Data.
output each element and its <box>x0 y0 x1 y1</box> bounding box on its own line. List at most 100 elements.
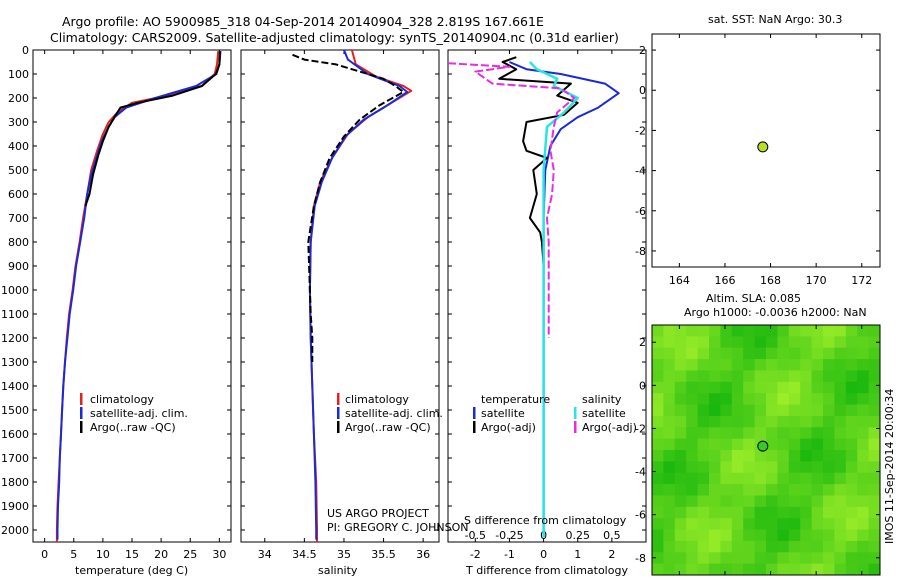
x-tick-label: 35.5 <box>371 548 396 561</box>
sla-cell <box>731 495 744 508</box>
sla-cell <box>857 404 870 417</box>
sla-cell <box>743 438 756 451</box>
sla-cell <box>777 347 790 360</box>
sla-cell <box>720 438 733 451</box>
sla-cell <box>766 472 778 485</box>
sla-cell <box>743 381 756 394</box>
sla-cell <box>754 359 767 372</box>
sla-cell <box>800 347 813 360</box>
sla-cell <box>686 427 699 440</box>
sla-cell <box>731 381 744 394</box>
project-pi: PI: GREGORY C. JOHNSON <box>327 521 468 534</box>
sla-cell <box>720 370 733 383</box>
sla-cell <box>823 359 835 372</box>
x-tick-label: 0 <box>540 548 547 561</box>
sla-cell <box>686 506 699 519</box>
sla-cell <box>834 393 847 406</box>
sla-cell <box>697 347 710 360</box>
sla-cell <box>788 336 801 349</box>
sla-cell <box>720 495 733 508</box>
sla-cell <box>811 438 824 451</box>
figure-subtitle: Climatology: CARS2009. Satellite-adjuste… <box>50 30 619 45</box>
sla-cell <box>720 404 733 417</box>
sla-cell <box>720 381 733 394</box>
sla-cell <box>868 347 880 360</box>
sla-cell <box>823 552 835 565</box>
sla-cell <box>731 552 744 565</box>
temperature-line-1 <box>56 51 222 540</box>
sla-cell <box>777 529 790 542</box>
sla-cell <box>800 415 813 428</box>
sla-cell <box>652 381 664 394</box>
y-tick-label: 400 <box>8 140 29 153</box>
sla-cell <box>766 529 778 542</box>
sla-cell <box>834 506 847 519</box>
sla-cell <box>788 461 801 474</box>
sla-cell <box>823 427 835 440</box>
sla-cell <box>663 415 676 428</box>
sla-cell <box>788 370 801 383</box>
sla-cell <box>857 370 870 383</box>
x-tick-label: 5 <box>70 548 77 561</box>
legend-label-argo: Argo(..raw -QC) <box>345 421 431 434</box>
sla-cell <box>857 506 870 519</box>
sla-cell <box>720 347 733 360</box>
sla-cell <box>777 484 790 497</box>
sla-cell <box>766 347 778 360</box>
sla-cell <box>754 529 767 542</box>
profile-location-marker <box>757 440 769 452</box>
sla-cell <box>788 393 801 406</box>
sla-cell <box>743 506 756 519</box>
sla-cell <box>868 438 880 451</box>
sla-cell <box>777 393 790 406</box>
sla-cell <box>652 359 664 372</box>
sla-cell <box>811 404 824 417</box>
sla-cell <box>697 438 710 451</box>
map-y-tick-label: -4 <box>635 466 646 479</box>
sla-cell <box>663 325 676 337</box>
sla-cell <box>709 540 721 553</box>
timestamp: IMOS 11-Sep-2014 20:00:34 <box>883 389 896 544</box>
sla-cell <box>868 506 880 519</box>
sla-cell <box>834 370 847 383</box>
project-name: US ARGO PROJECT <box>327 507 429 520</box>
sla-cell <box>868 393 880 406</box>
sla-cell <box>811 450 824 462</box>
sla-cell <box>720 506 733 519</box>
sla-cell <box>823 393 835 406</box>
sla-cell <box>720 529 733 542</box>
sla-cell <box>800 370 813 383</box>
sla-cell <box>834 472 847 485</box>
sla-cell <box>743 427 756 440</box>
sla-cell <box>674 495 687 508</box>
sla-cell <box>697 552 710 565</box>
sla-cell <box>709 495 721 508</box>
sla-cell <box>720 359 733 372</box>
sla-cell <box>697 484 710 497</box>
sla-cell <box>731 438 744 451</box>
sla-cell <box>754 450 767 462</box>
sla-cell <box>868 563 880 575</box>
sla-cell <box>845 393 858 406</box>
sla-cell <box>868 415 880 428</box>
sla-cell <box>674 450 687 462</box>
sla-cell <box>652 450 664 462</box>
sla-cell <box>845 506 858 519</box>
sla-cell <box>823 472 835 485</box>
sla-cell <box>686 370 699 383</box>
sla-cell <box>720 461 733 474</box>
sla-cell <box>845 552 858 565</box>
sla-cell <box>697 404 710 417</box>
sla-cell <box>709 552 721 565</box>
sla-cell <box>709 381 721 394</box>
sla-cell <box>857 325 870 337</box>
sla-cell <box>823 518 835 531</box>
sla-cell <box>800 461 813 474</box>
sla-cell <box>788 427 801 440</box>
sla-cell <box>766 336 778 349</box>
sla-cell <box>811 415 824 428</box>
sla-cell <box>652 484 664 497</box>
sla-cell <box>743 518 756 531</box>
sla-cell <box>686 438 699 451</box>
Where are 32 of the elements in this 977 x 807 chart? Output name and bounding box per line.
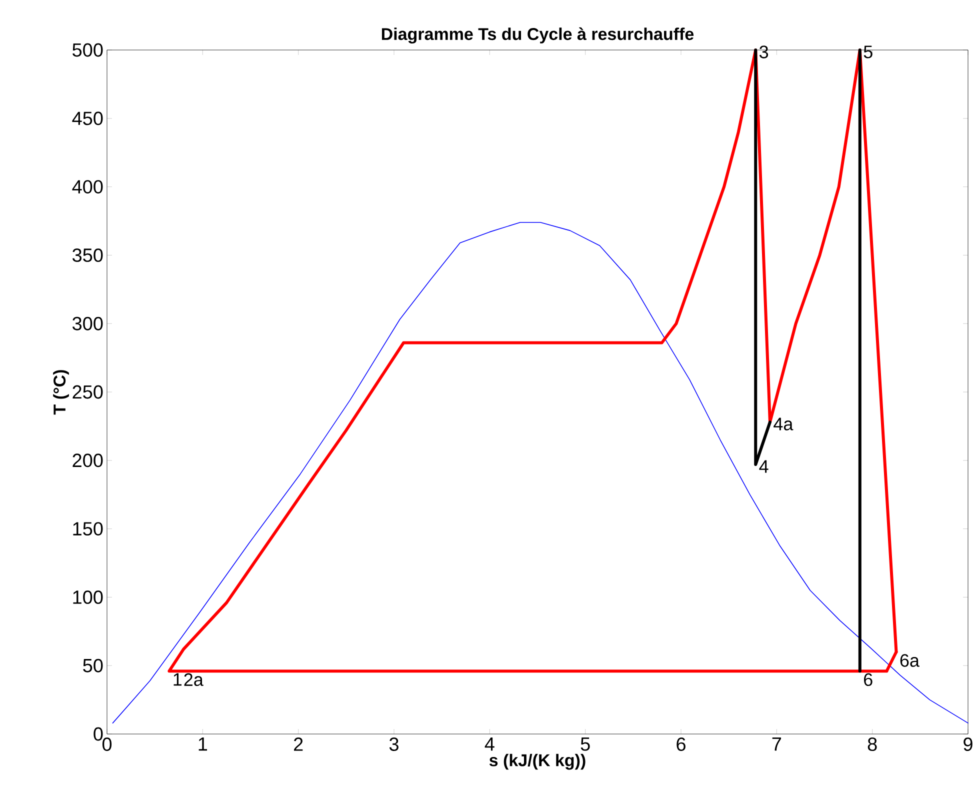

Given request.
Extract every line above word for word, leaving out the pictures.

Task answer.
output each element and its <box>x0 y0 x1 y1</box> bounding box on its own line. List at most 100 elements.
x-tick-label: 35.5 <box>371 548 396 561</box>
sla-cell <box>731 495 744 508</box>
sla-cell <box>857 404 870 417</box>
sla-cell <box>743 438 756 451</box>
sla-cell <box>777 347 790 360</box>
sla-cell <box>720 438 733 451</box>
sla-cell <box>766 472 778 485</box>
sla-cell <box>743 381 756 394</box>
sla-cell <box>754 359 767 372</box>
sla-cell <box>800 347 813 360</box>
sla-cell <box>686 427 699 440</box>
sla-cell <box>731 381 744 394</box>
project-pi: PI: GREGORY C. JOHNSON <box>327 521 468 534</box>
sla-cell <box>720 370 733 383</box>
sla-cell <box>823 359 835 372</box>
x-tick-label: 0 <box>540 548 547 561</box>
sla-cell <box>686 506 699 519</box>
sla-cell <box>834 393 847 406</box>
sla-cell <box>697 347 710 360</box>
sla-cell <box>788 336 801 349</box>
sla-cell <box>720 495 733 508</box>
sla-cell <box>811 438 824 451</box>
figure-subtitle: Climatology: CARS2009. Satellite-adjuste… <box>50 30 619 45</box>
sla-cell <box>720 404 733 417</box>
sla-cell <box>720 381 733 394</box>
sla-cell <box>868 347 880 360</box>
sla-cell <box>823 552 835 565</box>
sla-cell <box>731 552 744 565</box>
temperature-line-1 <box>56 51 222 540</box>
sla-cell <box>777 529 790 542</box>
sla-cell <box>800 415 813 428</box>
sla-cell <box>652 381 664 394</box>
y-tick-label: 400 <box>8 140 29 153</box>
sla-cell <box>766 529 778 542</box>
sla-cell <box>834 506 847 519</box>
sla-cell <box>788 461 801 474</box>
sla-cell <box>823 427 835 440</box>
sla-cell <box>663 415 676 428</box>
sla-cell <box>788 370 801 383</box>
sla-cell <box>857 370 870 383</box>
x-tick-label: 5 <box>70 548 77 561</box>
legend-label-argo: Argo(..raw -QC) <box>345 421 431 434</box>
sla-cell <box>857 506 870 519</box>
sla-cell <box>720 347 733 360</box>
sla-cell <box>777 484 790 497</box>
sla-cell <box>766 347 778 360</box>
sla-cell <box>754 529 767 542</box>
profile-location-marker <box>757 440 769 452</box>
sla-cell <box>788 393 801 406</box>
sla-cell <box>743 506 756 519</box>
sla-cell <box>868 438 880 451</box>
sla-cell <box>777 393 790 406</box>
sla-cell <box>652 359 664 372</box>
sla-cell <box>811 404 824 417</box>
sla-cell <box>697 438 710 451</box>
map-y-tick-label: -4 <box>635 466 646 479</box>
sla-cell <box>663 325 676 337</box>
sla-cell <box>709 540 721 553</box>
timestamp: IMOS 11-Sep-2014 20:00:34 <box>883 389 896 544</box>
sla-cell <box>868 506 880 519</box>
sla-cell <box>834 370 847 383</box>
project-name: US ARGO PROJECT <box>327 507 429 520</box>
sla-cell <box>868 393 880 406</box>
sla-cell <box>811 450 824 462</box>
sla-cell <box>720 506 733 519</box>
sla-cell <box>823 393 835 406</box>
sla-cell <box>720 529 733 542</box>
sla-cell <box>800 370 813 383</box>
sla-cell <box>834 472 847 485</box>
sla-cell <box>743 427 756 440</box>
sla-cell <box>674 495 687 508</box>
sla-cell <box>697 552 710 565</box>
sla-cell <box>709 495 721 508</box>
sla-cell <box>720 359 733 372</box>
sla-cell <box>697 484 710 497</box>
sla-cell <box>731 438 744 451</box>
sla-cell <box>754 450 767 462</box>
sla-cell <box>868 563 880 575</box>
sla-cell <box>845 393 858 406</box>
sla-cell <box>868 415 880 428</box>
sla-cell <box>674 450 687 462</box>
sla-cell <box>652 450 664 462</box>
sla-cell <box>845 506 858 519</box>
sla-cell <box>823 472 835 485</box>
sla-cell <box>686 370 699 383</box>
sla-cell <box>720 461 733 474</box>
sla-cell <box>845 552 858 565</box>
sla-cell <box>697 404 710 417</box>
sla-cell <box>709 552 721 565</box>
sla-cell <box>709 381 721 394</box>
sla-cell <box>857 325 870 337</box>
sla-cell <box>823 518 835 531</box>
sla-cell <box>800 461 813 474</box>
sla-cell <box>788 427 801 440</box>
sla-cell <box>766 336 778 349</box>
sla-cell <box>811 415 824 428</box>
sla-cell <box>652 484 664 497</box>
sla-cell <box>743 518 756 531</box>
sla-cell <box>686 438 699 451</box>
Where are 32 of the elements in this 977 x 807 chart? Output name and bounding box per line.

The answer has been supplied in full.